■ **Short task**:
Select and reproduce each line of the listing below that bears the string "Карпышева".

■ **Extracted entries**:
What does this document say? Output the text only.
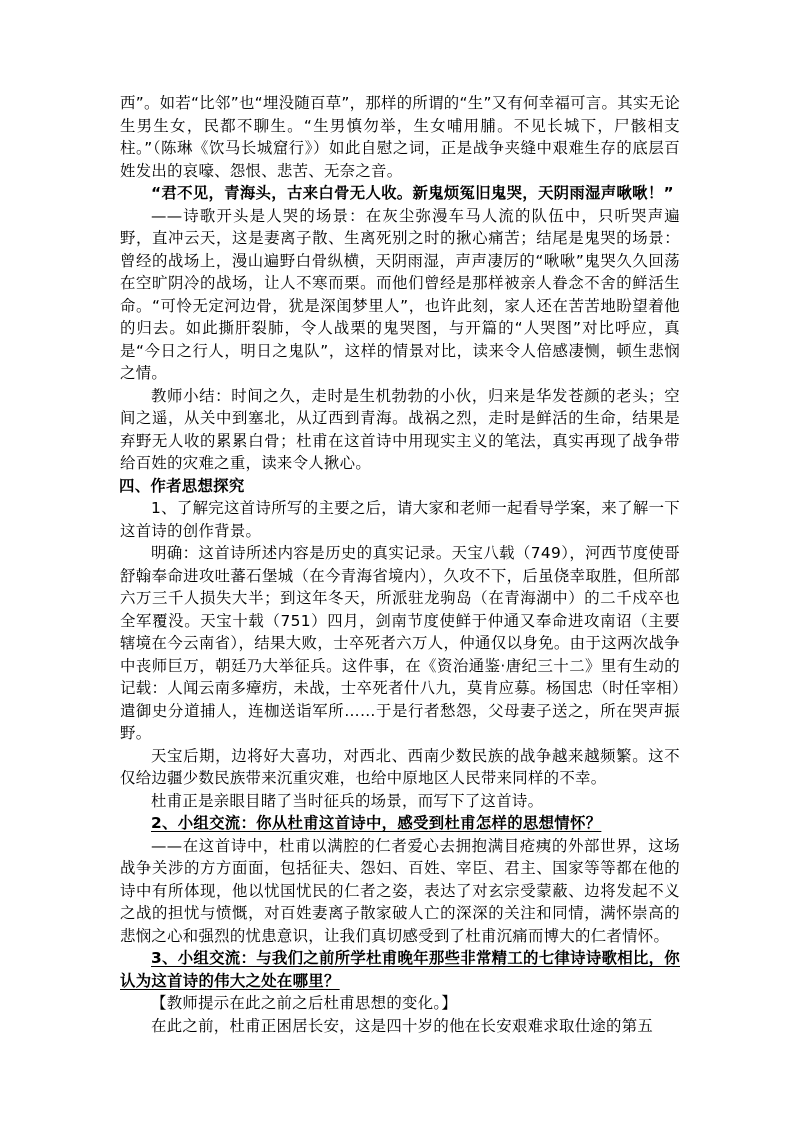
西”。如若“比邻”也“埋没随百草”，那样的所谓的“生”又有何幸福可言。其实无论生男生女，民都不聊生。“生男慎勿举，生女哺用脯。不见长城下，尸骸相支柱。”（陈琳《饮马长城窟行》）如此自慰之词，正是战争夹缝中艰难生存的底层百姓发出的哀嚎、怨恨、悲苦、无奈之音。

“君不见，青海头，古来白骨无人收。新鬼烦冤旧鬼哭，天阴雨湿声啾啾！”

——诗歌开头是人哭的场景：在灰尘弥漫车马人流的队伍中，只听哭声遍野，直冲云天，这是妻离子散、生离死别之时的揪心痛苦；结尾是鬼哭的场景：曾经的战场上，漫山遍野白骨纵横，天阴雨湿，声声凄厉的“啾啾”鬼哭久久回荡在空旷阴冷的战场，让人不寒而栗。而他们曾经是那样被亲人眷念不舍的鲜活生命。“可怜无定河边骨，犹是深闺梦里人”，也许此刻，家人还在苦苦地盼望着他的归去。如此撕肝裂肺，令人战栗的鬼哭图，与开篇的“人哭图”对比呼应，真是“今日之行人，明日之鬼队”，这样的情景对比，读来令人倍感凄恻，顿生悲悯之情。

教师小结：时间之久，走时是生机勃勃的小伙，归来是华发苍颜的老头；空间之遥，从关中到塞北，从辽西到青海。战祸之烈，走时是鲜活的生命，结果是弃野无人收的累累白骨；杜甫在这首诗中用现实主义的笔法，真实再现了战争带给百姓的灾难之重，读来令人揪心。

四、作者思想探究

1、了解完这首诗所写的主要之后，请大家和老师一起看导学案，来了解一下这首诗的创作背景。

明确：这首诗所述内容是历史的真实记录。天宝八载（749），河西节度使哥舒翰奉命进攻吐蕃石堡城（在今青海省境内），久攻不下，后虽侥幸取胜，但所部六万三千人损失大半；到这年冬天，所派驻龙驹岛（在青海湖中）的二千戍卒也全军覆没。天宝十载（751）四月，剑南节度使鲜于仲通又奉命进攻南诏（主要辖境在今云南省），结果大败，士卒死者六万人，仲通仅以身免。由于这两次战争中丧师巨万，朝廷乃大举征兵。这件事，在《资治通鉴·唐纪三十二》里有生动的记载：人闻云南多瘴疠，未战，士卒死者什八九，莫肯应募。杨国忠（时任宰相）遣御史分道捕人，连枷送诣军所……于是行者愁怨，父母妻子送之，所在哭声振野。

天宝后期，边将好大喜功，对西北、西南少数民族的战争越来越频繁。这不仅给边疆少数民族带来沉重灾难，也给中原地区人民带来同样的不幸。

杜甫正是亲眼目睹了当时征兵的场景，而写下了这首诗。

2、小组交流：你从杜甫这首诗中，感受到杜甫怎样的思想情怀？

——在这首诗中，杜甫以满腔的仁者爱心去拥抱满目疮痍的外部世界，这场战争关涉的方方面面，包括征夫、怨妇、百姓、宰臣、君主、国家等等都在他的诗中有所体现，他以忧国忧民的仁者之姿，表达了对玄宗受蒙蔽、边将发起不义之战的担忧与愤慨，对百姓妻离子散家破人亡的深深的关注和同情，满怀崇高的悲悯之心和强烈的忧患意识，让我们真切感受到了杜甫沉痛而博大的仁者情怀。

3、小组交流：与我们之前所学杜甫晚年那些非常精工的七律诗诗歌相比，你认为这首诗的伟大之处在哪里？

【教师提示在此之前之后杜甫思想的变化。】

在此之前，杜甫正困居长安，这是四十岁的他在长安艰难求取仕途的第五
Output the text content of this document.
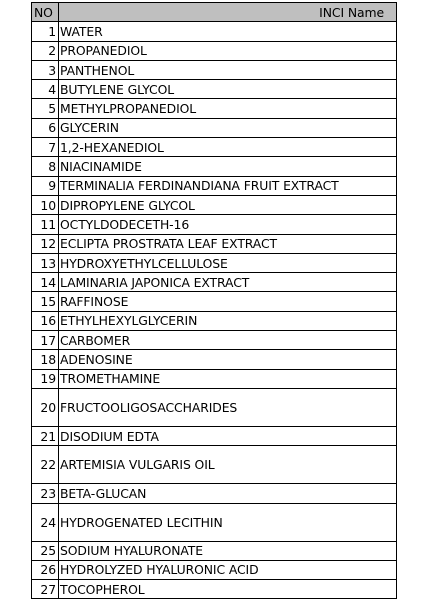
NO	INCI Name
1	WATER
2	PROPANEDIOL
3	PANTHENOL
4	BUTYLENE GLYCOL
5	METHYLPROPANEDIOL
6	GLYCERIN
7	1,2-HEXANEDIOL
8	NIACINAMIDE
9	TERMINALIA FERDINANDIANA FRUIT EXTRACT
10	DIPROPYLENE GLYCOL
11	OCTYLDODECETH-16
12	ECLIPTA PROSTRATA LEAF EXTRACT
13	HYDROXYETHYLCELLULOSE
14	LAMINARIA JAPONICA EXTRACT
15	RAFFINOSE
16	ETHYLHEXYLGLYCERIN
17	CARBOMER
18	ADENOSINE
19	TROMETHAMINE
20	FRUCTOOLIGOSACCHARIDES
21	DISODIUM EDTA
22	ARTEMISIA VULGARIS OIL
23	BETA-GLUCAN
24	HYDROGENATED LECITHIN
25	SODIUM HYALURONATE
26	HYDROLYZED HYALURONIC ACID
27	TOCOPHEROL
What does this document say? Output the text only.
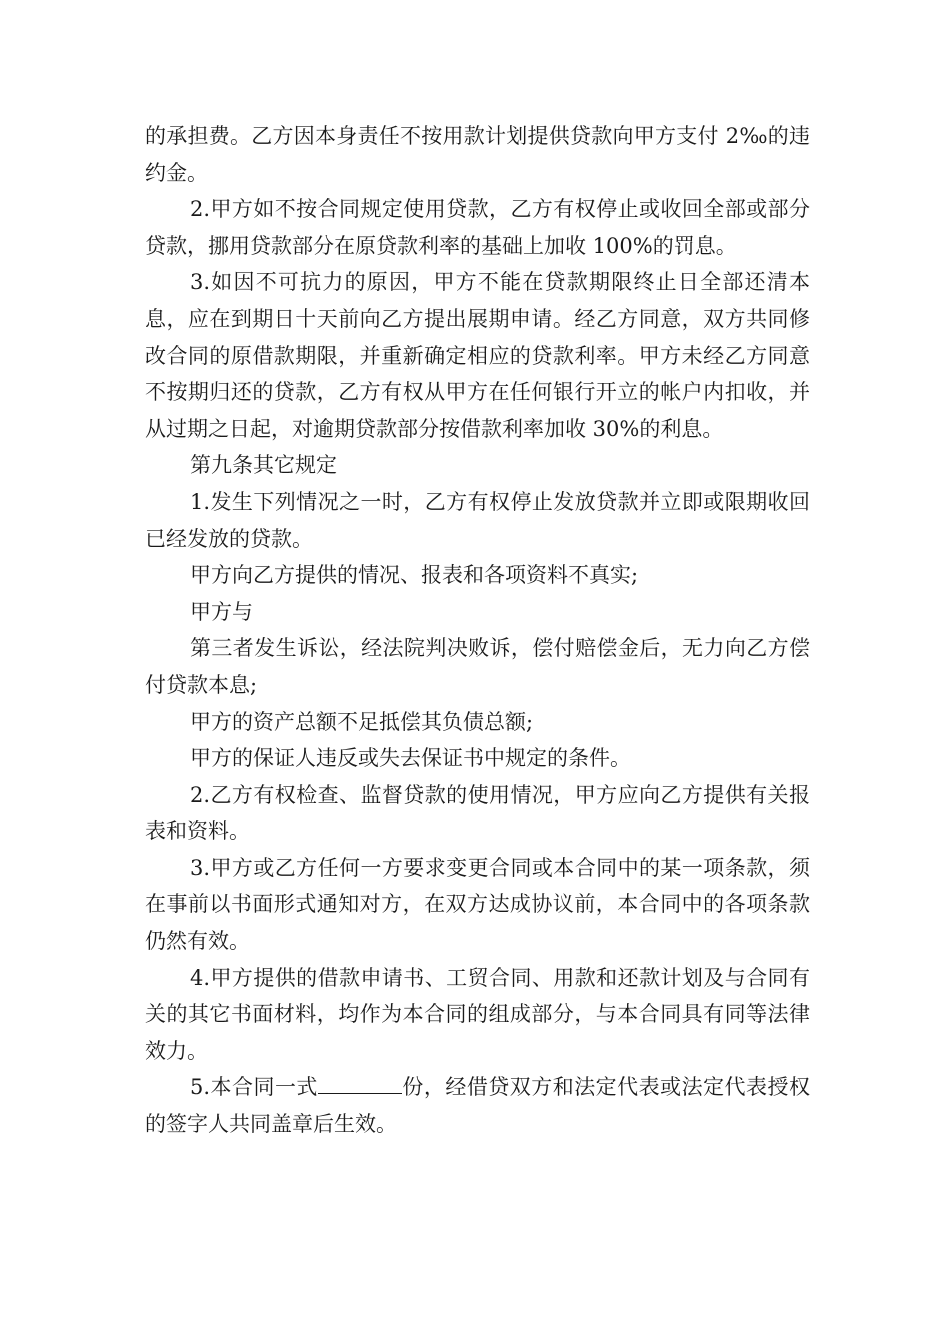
的承担费。乙方因本身责任不按用款计划提供贷款向甲方支付 2‰的违约金。

2.甲方如不按合同规定使用贷款，乙方有权停止或收回全部或部分贷款，挪用贷款部分在原贷款利率的基础上加收 100%的罚息。

3.如因不可抗力的原因，甲方不能在贷款期限终止日全部还清本息，应在到期日十天前向乙方提出展期申请。经乙方同意，双方共同修改合同的原借款期限，并重新确定相应的贷款利率。甲方未经乙方同意不按期归还的贷款，乙方有权从甲方在任何银行开立的帐户内扣收，并从过期之日起，对逾期贷款部分按借款利率加收 30%的利息。

第九条其它规定

1.发生下列情况之一时，乙方有权停止发放贷款并立即或限期收回已经发放的贷款。

甲方向乙方提供的情况、报表和各项资料不真实;

甲方与

第三者发生诉讼，经法院判决败诉，偿付赔偿金后，无力向乙方偿付贷款本息;

甲方的资产总额不足抵偿其负债总额;

甲方的保证人违反或失去保证书中规定的条件。

2.乙方有权检查、监督贷款的使用情况，甲方应向乙方提供有关报表和资料。

3.甲方或乙方任何一方要求变更合同或本合同中的某一项条款，须在事前以书面形式通知对方，在双方达成协议前，本合同中的各项条款仍然有效。

4.甲方提供的借款申请书、工贸合同、用款和还款计划及与合同有关的其它书面材料，均作为本合同的组成部分，与本合同具有同等法律效力。

5.本合同一式	份，经借贷双方和法定代表或法定代表授权的签字人共同盖章后生效。
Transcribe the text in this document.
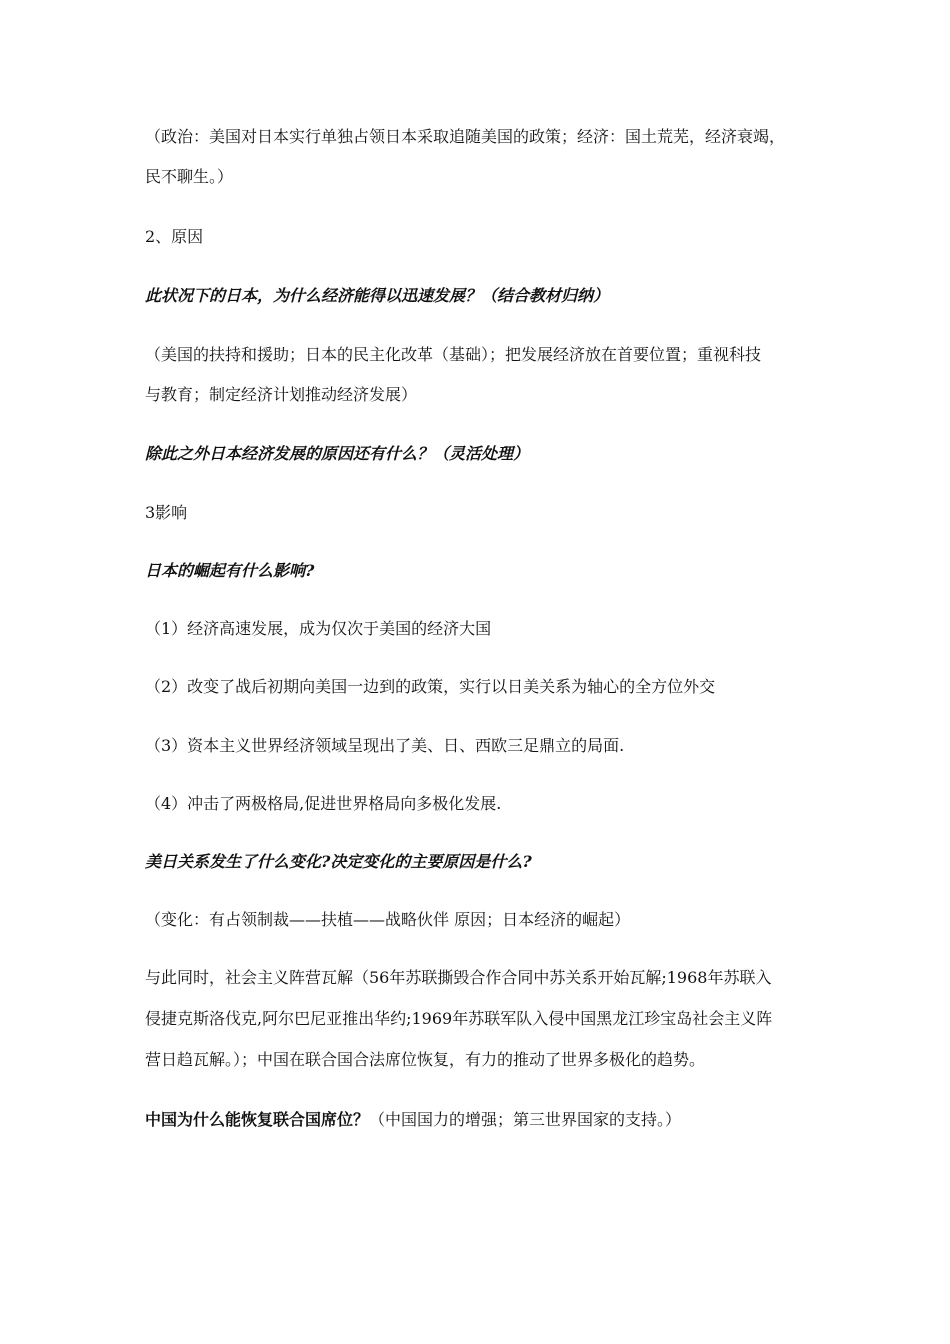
（政治：美国对日本实行单独占领日本采取追随美国的政策；经济：国土荒芜，经济衰竭，
民不聊生。）
2、原因
此状况下的日本，为什么经济能得以迅速发展？（结合教材归纳）
（美国的扶持和援助；日本的民主化改革（基础）；把发展经济放在首要位置；重视科技
与教育；制定经济计划推动经济发展）
除此之外日本经济发展的原因还有什么？（灵活处理）
3影响
日本的崛起有什么影响?
（1）经济高速发展，成为仅次于美国的经济大国
（2）改变了战后初期向美国一边到的政策，实行以日美关系为轴心的全方位外交
（3）资本主义世界经济领域呈现出了美、日、西欧三足鼎立的局面.
（4）冲击了两极格局,促进世界格局向多极化发展.
美日关系发生了什么变化?决定变化的主要原因是什么?
（变化：有占领制裁——扶植——战略伙伴 原因；日本经济的崛起）
与此同时，社会主义阵营瓦解（56年苏联撕毁合作合同中苏关系开始瓦解;1968年苏联入
侵捷克斯洛伐克,阿尔巴尼亚推出华约;1969年苏联军队入侵中国黑龙江珍宝岛社会主义阵
营日趋瓦解。）；中国在联合国合法席位恢复，有力的推动了世界多极化的趋势。
中国为什么能恢复联合国席位？（中国国力的增强；第三世界国家的支持。）
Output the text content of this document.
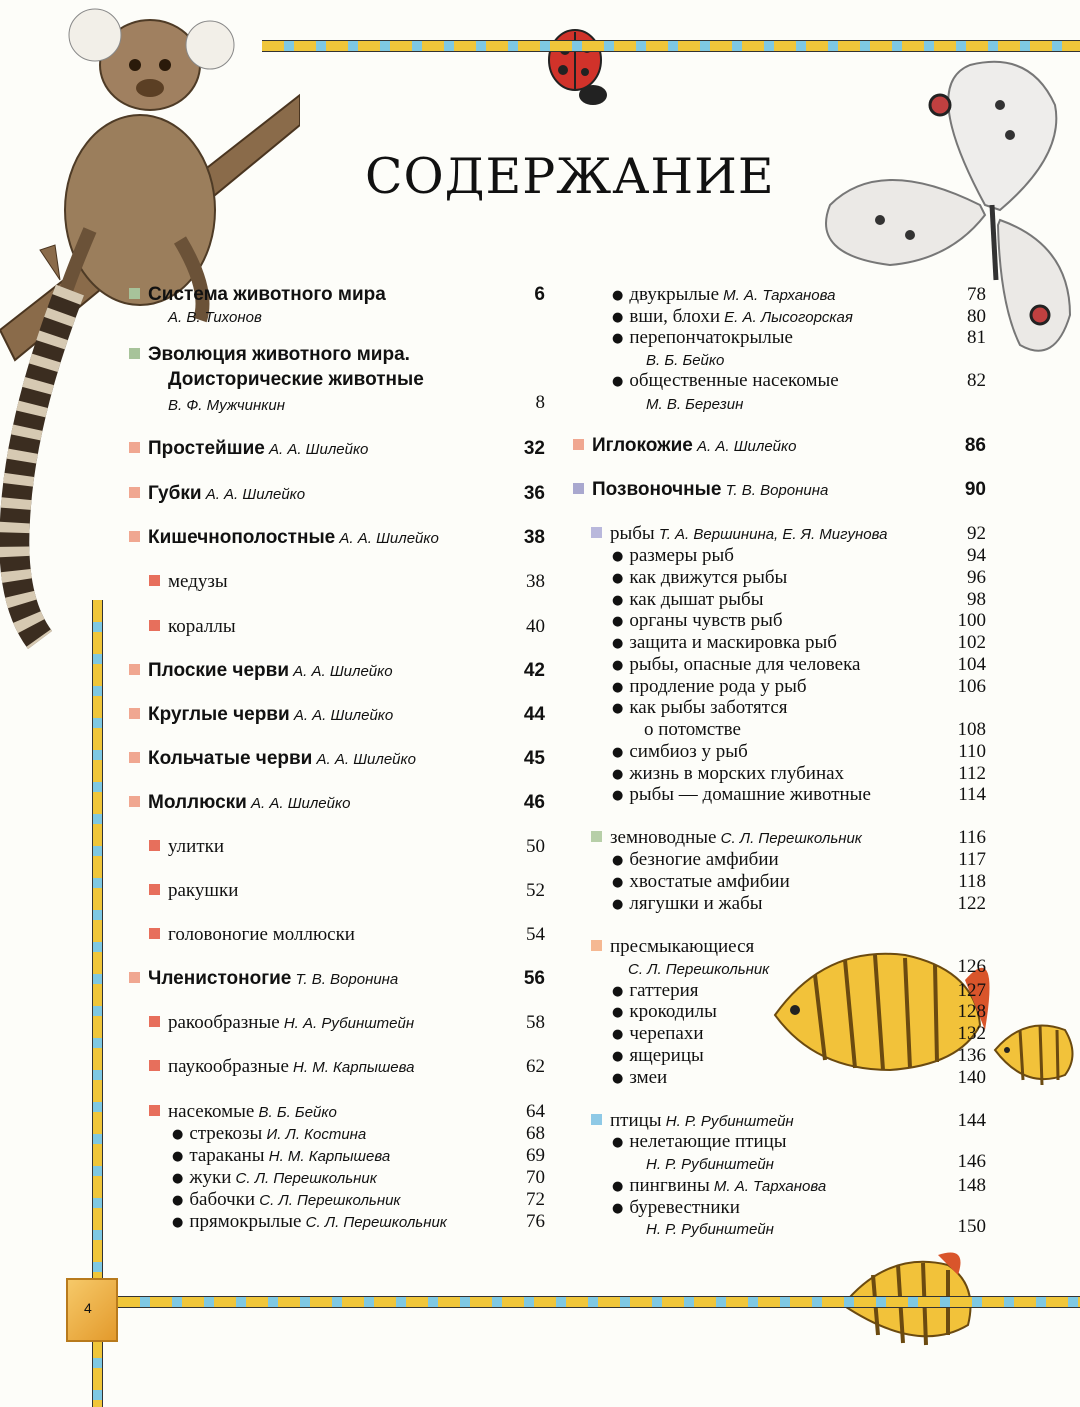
4
СОДЕРЖАНИЕ
Система животного мира	6
А. В. Тихонов
Эволюция животного мира.
Доисторические животные
В. Ф. Мужчинкин	8
Простейшие А. А. Шилейко	32
Губки А. А. Шилейко	36
Кишечнополостные А. А. Шилейко	38
медузы	38
кораллы	40
Плоские черви А. А. Шилейко	42
Круглые черви А. А. Шилейко	44
Кольчатые черви А. А. Шилейко	45
Моллюски А. А. Шилейко	46
улитки	50
ракушки	52
головоногие моллюски	54
Членистоногие Т. В. Воронина	56
ракообразные Н. А. Рубинштейн	58
паукообразные Н. М. Карпышева	62
насекомые В. Б. Бейко	64
● стрекозы И. Л. Костина	68
● тараканы Н. М. Карпышева	69
● жуки С. Л. Перешкольник	70
● бабочки С. Л. Перешкольник	72
● прямокрылые С. Л. Перешкольник	76
● двукрылые М. А. Тарханова	78
● вши, блохи Е. А. Лысогорская	80
● перепончатокрылые	81
В. Б. Бейко
● общественные насекомые	82
М. В. Березин
Иглокожие А. А. Шилейко	86
Позвоночные Т. В. Воронина	90
рыбы Т. А. Вершинина, Е. Я. Мигунова	92
● размеры рыб	94
● как движутся рыбы	96
● как дышат рыбы	98
● органы чувств рыб	100
● защита и маскировка рыб	102
● рыбы, опасные для человека	104
● продление рода у рыб	106
● как рыбы заботятся
о потомстве	108
● симбиоз у рыб	110
● жизнь в морских глубинах	112
● рыбы — домашние животные	114
земноводные С. Л. Перешкольник	116
● безногие амфибии	117
● хвостатые амфибии	118
● лягушки и жабы	122
пресмыкающиеся
С. Л. Перешкольник	126
● гаттерия	127
● крокодилы	128
● черепахи	132
● ящерицы	136
● змеи	140
птицы Н. Р. Рубинштейн	144
● нелетающие птицы
Н. Р. Рубинштейн	146
● пингвины М. А. Тарханова	148
● буревестники
Н. Р. Рубинштейн	150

■ **Output below**:
паукообразные Н. М. Карпышева	62
● тараканы Н. М. Карпышева	69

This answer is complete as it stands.